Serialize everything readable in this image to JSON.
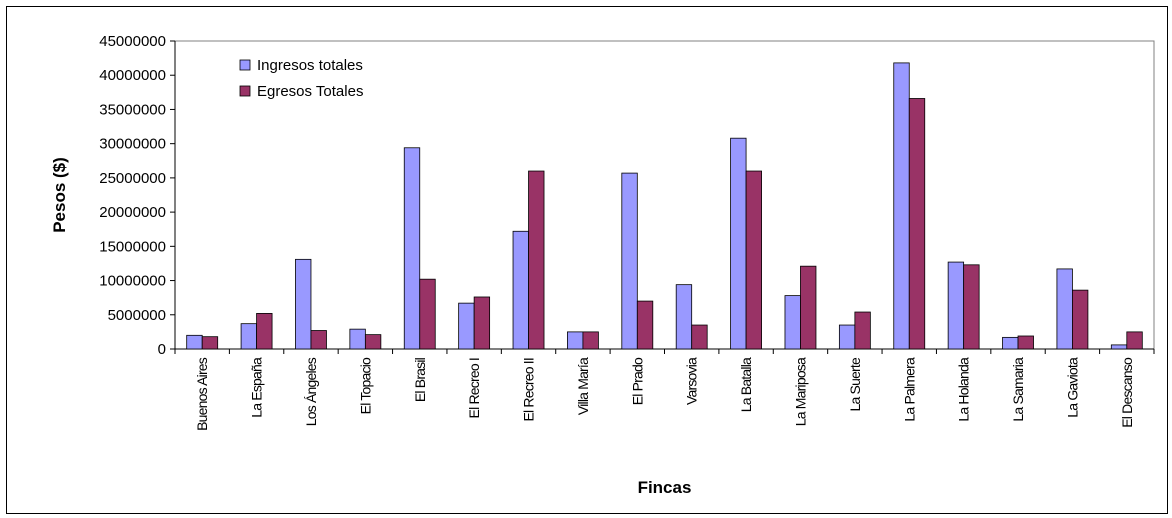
{
  "chart_data": {
    "type": "bar",
    "xlabel": "Fincas",
    "ylabel": "Pesos ($)",
    "ylim": [
      0,
      45000000
    ],
    "yticks": [
      "0",
      "5000000",
      "10000000",
      "15000000",
      "20000000",
      "25000000",
      "30000000",
      "35000000",
      "40000000",
      "45000000"
    ],
    "grid": false,
    "legend_position": "top-left",
    "categories": [
      "Buenos Aires",
      "La España",
      "Los Ángeles",
      "El Topacio",
      "El Brasil",
      "El Recreo I",
      "El Recreo II",
      "Villa María",
      "El Prado",
      "Varsovia",
      "La Batalla",
      "La Mariposa",
      "La Suerte",
      "La Palmera",
      "La Holanda",
      "La Samaria",
      "La Gaviota",
      "El Descanso"
    ],
    "series": [
      {
        "name": "Ingresos totales",
        "color": "#9999ff",
        "values": [
          2000000,
          3700000,
          13100000,
          2900000,
          29400000,
          6700000,
          17200000,
          2500000,
          25700000,
          9400000,
          30800000,
          7800000,
          3500000,
          41800000,
          12700000,
          1700000,
          11700000,
          600000
        ]
      },
      {
        "name": "Egresos Totales",
        "color": "#993366",
        "values": [
          1800000,
          5200000,
          2700000,
          2100000,
          10200000,
          7600000,
          26000000,
          2500000,
          7000000,
          3500000,
          26000000,
          12100000,
          5400000,
          36600000,
          12300000,
          1900000,
          8600000,
          2500000
        ]
      }
    ]
  }
}
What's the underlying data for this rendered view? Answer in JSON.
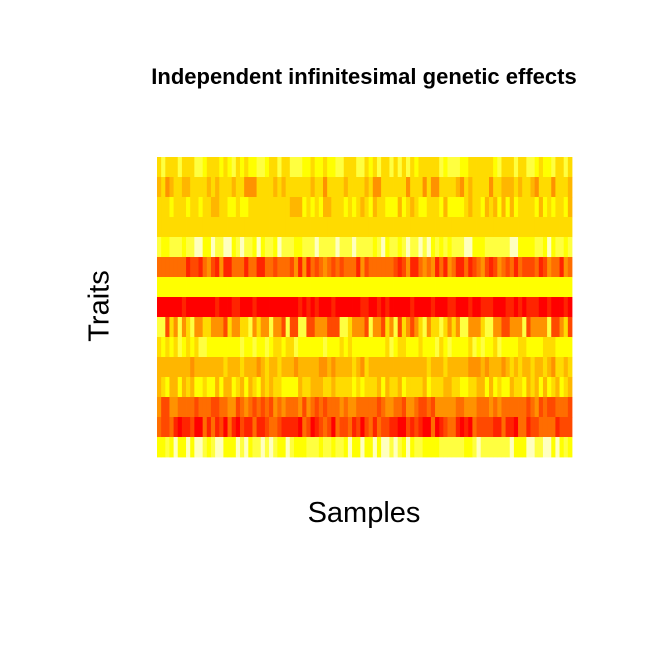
{
  "chart_data": {
    "type": "heatmap",
    "title": "Independent infinitesimal genetic effects",
    "xlabel": "Samples",
    "ylabel": "Traits",
    "colormap": "heat",
    "n_samples": 100,
    "n_traits": 15,
    "palette": [
      "#FF0000",
      "#FF2400",
      "#FF4900",
      "#FF6D00",
      "#FF9200",
      "#FFB600",
      "#FFDB00",
      "#FFFF00",
      "#FFFF40",
      "#FFFFBF"
    ],
    "rows": [
      {
        "trait_index": 1,
        "base": 6,
        "mix": [
          7,
          8
        ],
        "noise": 0.55
      },
      {
        "trait_index": 2,
        "base": 6,
        "mix": [
          5,
          4
        ],
        "noise": 0.35
      },
      {
        "trait_index": 3,
        "base": 6,
        "mix": [
          7,
          5
        ],
        "noise": 0.55
      },
      {
        "trait_index": 4,
        "base": 6,
        "mix": [
          6
        ],
        "noise": 0.05
      },
      {
        "trait_index": 5,
        "base": 8,
        "mix": [
          9,
          7
        ],
        "noise": 0.5
      },
      {
        "trait_index": 6,
        "base": 3,
        "mix": [
          1,
          2,
          4
        ],
        "noise": 0.5
      },
      {
        "trait_index": 7,
        "base": 7,
        "mix": [
          7
        ],
        "noise": 0.05
      },
      {
        "trait_index": 8,
        "base": 0,
        "mix": [
          1
        ],
        "noise": 0.35
      },
      {
        "trait_index": 9,
        "base": 4,
        "mix": [
          2,
          6,
          8
        ],
        "noise": 0.55
      },
      {
        "trait_index": 10,
        "base": 7,
        "mix": [
          8,
          6
        ],
        "noise": 0.3
      },
      {
        "trait_index": 11,
        "base": 5,
        "mix": [
          4,
          6
        ],
        "noise": 0.35
      },
      {
        "trait_index": 12,
        "base": 6,
        "mix": [
          5,
          7
        ],
        "noise": 0.55
      },
      {
        "trait_index": 13,
        "base": 3,
        "mix": [
          4,
          2
        ],
        "noise": 0.55
      },
      {
        "trait_index": 14,
        "base": 1,
        "mix": [
          0,
          2,
          3
        ],
        "noise": 0.7
      },
      {
        "trait_index": 15,
        "base": 8,
        "mix": [
          9,
          7
        ],
        "noise": 0.6
      }
    ]
  }
}
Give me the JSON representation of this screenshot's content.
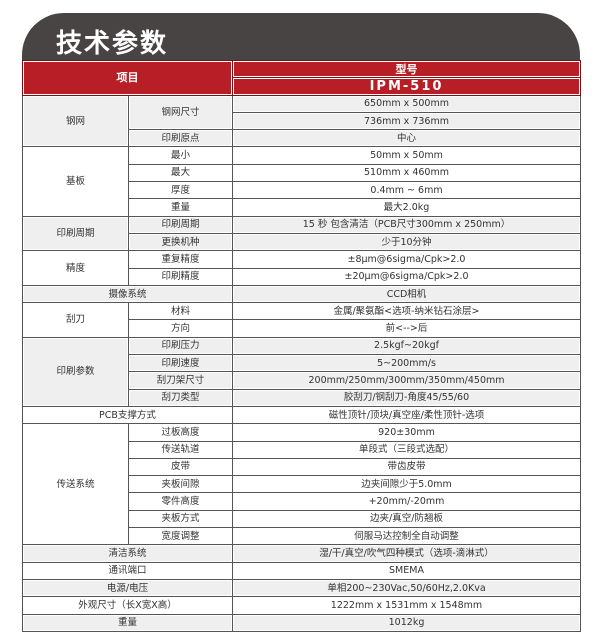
{
  "title": "技术参数",
  "header": {
    "item": "项目",
    "model_label": "型号",
    "model": "IPM-510"
  },
  "colors": {
    "banner": "#484443",
    "header_red": "#b71e25",
    "row_gray": "#efeff0"
  },
  "groups": [
    {
      "label": "钢网",
      "shade": "g",
      "items": [
        {
          "name": "钢网尺寸",
          "values": [
            "650mm x 500mm",
            "736mm x 736mm"
          ]
        },
        {
          "name": "印刷原点",
          "values": [
            "中心"
          ]
        }
      ]
    },
    {
      "label": "基板",
      "shade": "w",
      "items": [
        {
          "name": "最小",
          "values": [
            "50mm x 50mm"
          ]
        },
        {
          "name": "最大",
          "values": [
            "510mm x 460mm"
          ]
        },
        {
          "name": "厚度",
          "values": [
            "0.4mm ~ 6mm"
          ]
        },
        {
          "name": "重量",
          "values": [
            "最大2.0kg"
          ]
        }
      ]
    },
    {
      "label": "印刷周期",
      "shade": "g",
      "items": [
        {
          "name": "印刷周期",
          "values": [
            "15 秒 包含清洁（PCB尺寸300mm x 250mm）"
          ]
        },
        {
          "name": "更换机种",
          "values": [
            "少于10分钟"
          ]
        }
      ]
    },
    {
      "label": "精度",
      "shade": "w",
      "items": [
        {
          "name": "重复精度",
          "values": [
            "±8μm@6sigma/Cpk>2.0"
          ]
        },
        {
          "name": "印刷精度",
          "values": [
            "±20μm@6sigma/Cpk>2.0"
          ]
        }
      ]
    },
    {
      "label": "摄像系统",
      "shade": "g",
      "value": "CCD相机"
    },
    {
      "label": "刮刀",
      "shade": "w",
      "items": [
        {
          "name": "材料",
          "values": [
            "金属/聚氨酯<选项-纳米钻石涂层>"
          ]
        },
        {
          "name": "方向",
          "values": [
            "前<-->后"
          ]
        }
      ]
    },
    {
      "label": "印刷参数",
      "shade": "g",
      "items": [
        {
          "name": "印刷压力",
          "values": [
            "2.5kgf~20kgf"
          ]
        },
        {
          "name": "印刷速度",
          "values": [
            "5~200mm/s"
          ]
        },
        {
          "name": "刮刀架尺寸",
          "values": [
            "200mm/250mm/300mm/350mm/450mm"
          ]
        },
        {
          "name": "刮刀类型",
          "values": [
            "胶刮刀/钢刮刀-角度45/55/60"
          ]
        }
      ]
    },
    {
      "label": "PCB支撑方式",
      "shade": "w",
      "value": "磁性顶针/顶块/真空座/柔性顶针-选项"
    },
    {
      "label": "传送系统",
      "shade": "w",
      "items": [
        {
          "name": "过板高度",
          "values": [
            "920±30mm"
          ]
        },
        {
          "name": "传送轨道",
          "values": [
            "单段式（三段式选配）"
          ]
        },
        {
          "name": "皮带",
          "values": [
            "带齿皮带"
          ]
        },
        {
          "name": "夹板间隙",
          "values": [
            "边夹间隙少于5.0mm"
          ]
        },
        {
          "name": "零件高度",
          "values": [
            "+20mm/-20mm"
          ]
        },
        {
          "name": "夹板方式",
          "values": [
            "边夹/真空/防翘板"
          ]
        },
        {
          "name": "宽度调整",
          "values": [
            "伺服马达控制全自动调整"
          ]
        }
      ]
    },
    {
      "label": "清洁系统",
      "shade": "g",
      "value": "湿/干/真空/吹气四种模式（选项-滴淋式）"
    },
    {
      "label": "通讯端口",
      "shade": "w",
      "value": "SMEMA"
    },
    {
      "label": "电源/电压",
      "shade": "g",
      "value": "单相200~230Vac,50/60Hz,2.0Kva"
    },
    {
      "label": "外观尺寸（长X宽X高）",
      "shade": "w",
      "value": "1222mm x 1531mm x 1548mm"
    },
    {
      "label": "重量",
      "shade": "g",
      "value": "1012kg"
    }
  ]
}
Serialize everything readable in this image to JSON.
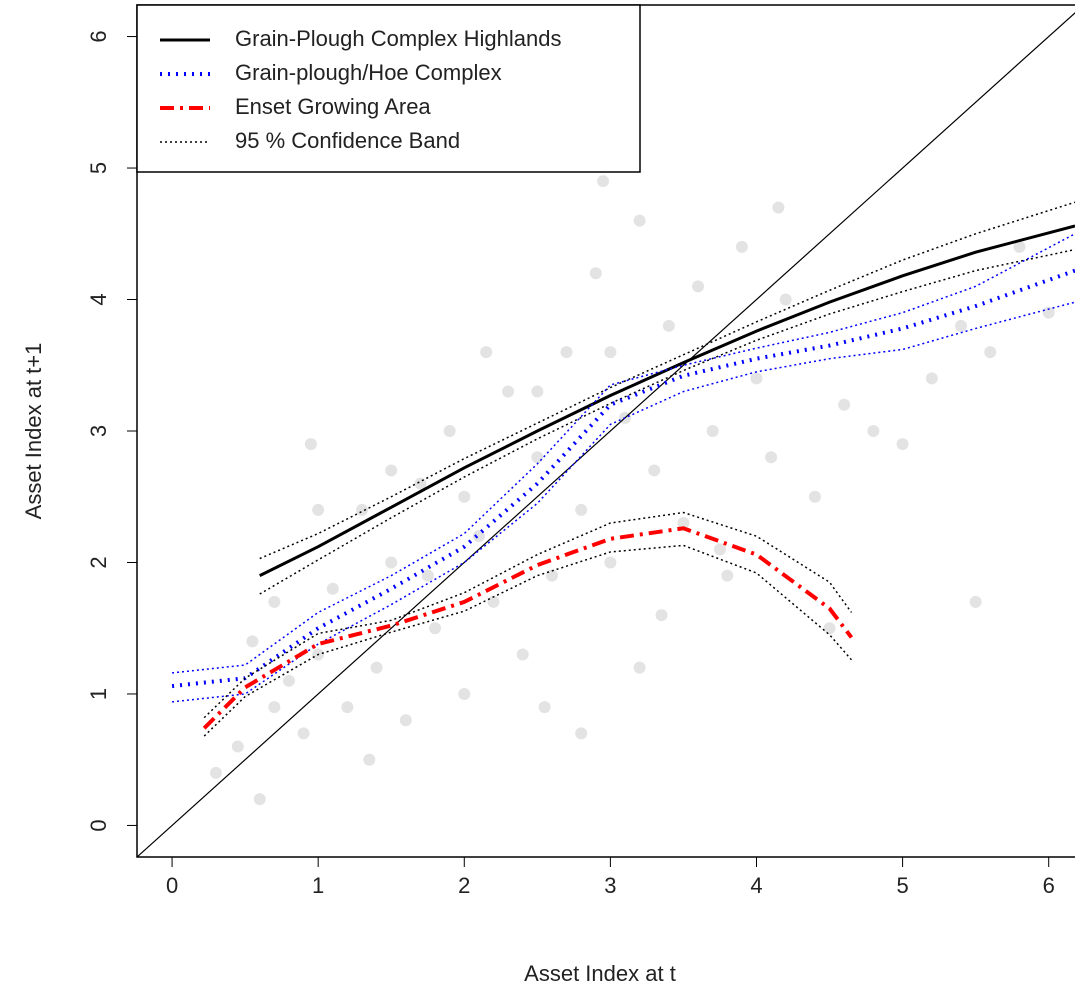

Exercise requirements:
Transcribe the entries above verbatim, omitting their pictures.

The solution:
Serialize everything readable in this image to JSON.
{
  "chart_data": {
    "type": "bar",
    "xlabel": "Fincas",
    "ylabel": "Pesos ($)",
    "ylim": [
      0,
      45000000
    ],
    "yticks": [
      "0",
      "5000000",
      "10000000",
      "15000000",
      "20000000",
      "25000000",
      "30000000",
      "35000000",
      "40000000",
      "45000000"
    ],
    "grid": false,
    "legend_position": "top-left",
    "categories": [
      "Buenos Aires",
      "La España",
      "Los Ángeles",
      "El Topacio",
      "El Brasil",
      "El Recreo I",
      "El Recreo II",
      "Villa María",
      "El Prado",
      "Varsovia",
      "La Batalla",
      "La Mariposa",
      "La Suerte",
      "La Palmera",
      "La Holanda",
      "La Samaria",
      "La Gaviota",
      "El Descanso"
    ],
    "series": [
      {
        "name": "Ingresos totales",
        "color": "#9999ff",
        "values": [
          2000000,
          3700000,
          13100000,
          2900000,
          29400000,
          6700000,
          17200000,
          2500000,
          25700000,
          9400000,
          30800000,
          7800000,
          3500000,
          41800000,
          12700000,
          1700000,
          11700000,
          600000
        ]
      },
      {
        "name": "Egresos Totales",
        "color": "#993366",
        "values": [
          1800000,
          5200000,
          2700000,
          2100000,
          10200000,
          7600000,
          26000000,
          2500000,
          7000000,
          3500000,
          26000000,
          12100000,
          5400000,
          36600000,
          12300000,
          1900000,
          8600000,
          2500000
        ]
      }
    ]
  }
}
What's the underlying data for this rendered view? Answer in JSON.
{
  "chart_data": {
    "type": "heatmap",
    "title": "Independent infinitesimal genetic effects",
    "xlabel": "Samples",
    "ylabel": "Traits",
    "colormap": "heat",
    "n_samples": 100,
    "n_traits": 15,
    "palette": [
      "#FF0000",
      "#FF2400",
      "#FF4900",
      "#FF6D00",
      "#FF9200",
      "#FFB600",
      "#FFDB00",
      "#FFFF00",
      "#FFFF40",
      "#FFFFBF"
    ],
    "rows": [
      {
        "trait_index": 1,
        "base": 6,
        "mix": [
          7,
          8
        ],
        "noise": 0.55
      },
      {
        "trait_index": 2,
        "base": 6,
        "mix": [
          5,
          4
        ],
        "noise": 0.35
      },
      {
        "trait_index": 3,
        "base": 6,
        "mix": [
          7,
          5
        ],
        "noise": 0.55
      },
      {
        "trait_index": 4,
        "base": 6,
        "mix": [
          6
        ],
        "noise": 0.05
      },
      {
        "trait_index": 5,
        "base": 8,
        "mix": [
          9,
          7
        ],
        "noise": 0.5
      },
      {
        "trait_index": 6,
        "base": 3,
        "mix": [
          1,
          2,
          4
        ],
        "noise": 0.5
      },
      {
        "trait_index": 7,
        "base": 7,
        "mix": [
          7
        ],
        "noise": 0.05
      },
      {
        "trait_index": 8,
        "base": 0,
        "mix": [
          1
        ],
        "noise": 0.35
      },
      {
        "trait_index": 9,
        "base": 4,
        "mix": [
          2,
          6,
          8
        ],
        "noise": 0.55
      },
      {
        "trait_index": 10,
        "base": 7,
        "mix": [
          8,
          6
        ],
        "noise": 0.3
      },
      {
        "trait_index": 11,
        "base": 5,
        "mix": [
          4,
          6
        ],
        "noise": 0.35
      },
      {
        "trait_index": 12,
        "base": 6,
        "mix": [
          5,
          7
        ],
        "noise": 0.55
      },
      {
        "trait_index": 13,
        "base": 3,
        "mix": [
          4,
          2
        ],
        "noise": 0.55
      },
      {
        "trait_index": 14,
        "base": 1,
        "mix": [
          0,
          2,
          3
        ],
        "noise": 0.7
      },
      {
        "trait_index": 15,
        "base": 8,
        "mix": [
          9,
          7
        ],
        "noise": 0.6
      }
    ]
  }
}
Give me the JSON representation of this screenshot's content.
{
  "title": "技术参数",
  "header": {
    "item": "项目",
    "model_label": "型号",
    "model": "IPM-510"
  },
  "colors": {
    "banner": "#484443",
    "header_red": "#b71e25",
    "row_gray": "#efeff0"
  },
  "groups": [
    {
      "label": "钢网",
      "shade": "g",
      "items": [
        {
          "name": "钢网尺寸",
          "values": [
            "650mm x 500mm",
            "736mm x 736mm"
          ]
        },
        {
          "name": "印刷原点",
          "values": [
            "中心"
          ]
        }
      ]
    },
    {
      "label": "基板",
      "shade": "w",
      "items": [
        {
          "name": "最小",
          "values": [
            "50mm x 50mm"
          ]
        },
        {
          "name": "最大",
          "values": [
            "510mm x 460mm"
          ]
        },
        {
          "name": "厚度",
          "values": [
            "0.4mm ~ 6mm"
          ]
        },
        {
          "name": "重量",
          "values": [
            "最大2.0kg"
          ]
        }
      ]
    },
    {
      "label": "印刷周期",
      "shade": "g",
      "items": [
        {
          "name": "印刷周期",
          "values": [
            "15 秒 包含清洁（PCB尺寸300mm x 250mm）"
          ]
        },
        {
          "name": "更换机种",
          "values": [
            "少于10分钟"
          ]
        }
      ]
    },
    {
      "label": "精度",
      "shade": "w",
      "items": [
        {
          "name": "重复精度",
          "values": [
            "±8μm@6sigma/Cpk>2.0"
          ]
        },
        {
          "name": "印刷精度",
          "values": [
            "±20μm@6sigma/Cpk>2.0"
          ]
        }
      ]
    },
    {
      "label": "摄像系统",
      "shade": "g",
      "value": "CCD相机"
    },
    {
      "label": "刮刀",
      "shade": "w",
      "items": [
        {
          "name": "材料",
          "values": [
            "金属/聚氨酯<选项-纳米钻石涂层>"
          ]
        },
        {
          "name": "方向",
          "values": [
            "前<-->后"
          ]
        }
      ]
    },
    {
      "label": "印刷参数",
      "shade": "g",
      "items": [
        {
          "name": "印刷压力",
          "values": [
            "2.5kgf~20kgf"
          ]
        },
        {
          "name": "印刷速度",
          "values": [
            "5~200mm/s"
          ]
        },
        {
          "name": "刮刀架尺寸",
          "values": [
            "200mm/250mm/300mm/350mm/450mm"
          ]
        },
        {
          "name": "刮刀类型",
          "values": [
            "胶刮刀/钢刮刀-角度45/55/60"
          ]
        }
      ]
    },
    {
      "label": "PCB支撑方式",
      "shade": "w",
      "value": "磁性顶针/顶块/真空座/柔性顶针-选项"
    },
    {
      "label": "传送系统",
      "shade": "w",
      "items": [
        {
          "name": "过板高度",
          "values": [
            "920±30mm"
          ]
        },
        {
          "name": "传送轨道",
          "values": [
            "单段式（三段式选配）"
          ]
        },
        {
          "name": "皮带",
          "values": [
            "带齿皮带"
          ]
        },
        {
          "name": "夹板间隙",
          "values": [
            "边夹间隙少于5.0mm"
          ]
        },
        {
          "name": "零件高度",
          "values": [
            "+20mm/-20mm"
          ]
        },
        {
          "name": "夹板方式",
          "values": [
            "边夹/真空/防翘板"
          ]
        },
        {
          "name": "宽度调整",
          "values": [
            "伺服马达控制全自动调整"
          ]
        }
      ]
    },
    {
      "label": "清洁系统",
      "shade": "g",
      "value": "湿/干/真空/吹气四种模式（选项-滴淋式）"
    },
    {
      "label": "通讯端口",
      "shade": "w",
      "value": "SMEMA"
    },
    {
      "label": "电源/电压",
      "shade": "g",
      "value": "单相200~230Vac,50/60Hz,2.0Kva"
    },
    {
      "label": "外观尺寸（长X宽X高）",
      "shade": "w",
      "value": "1222mm x 1531mm x 1548mm"
    },
    {
      "label": "重量",
      "shade": "g",
      "value": "1012kg"
    }
  ]
}
Serialize everything readable in this image to JSON.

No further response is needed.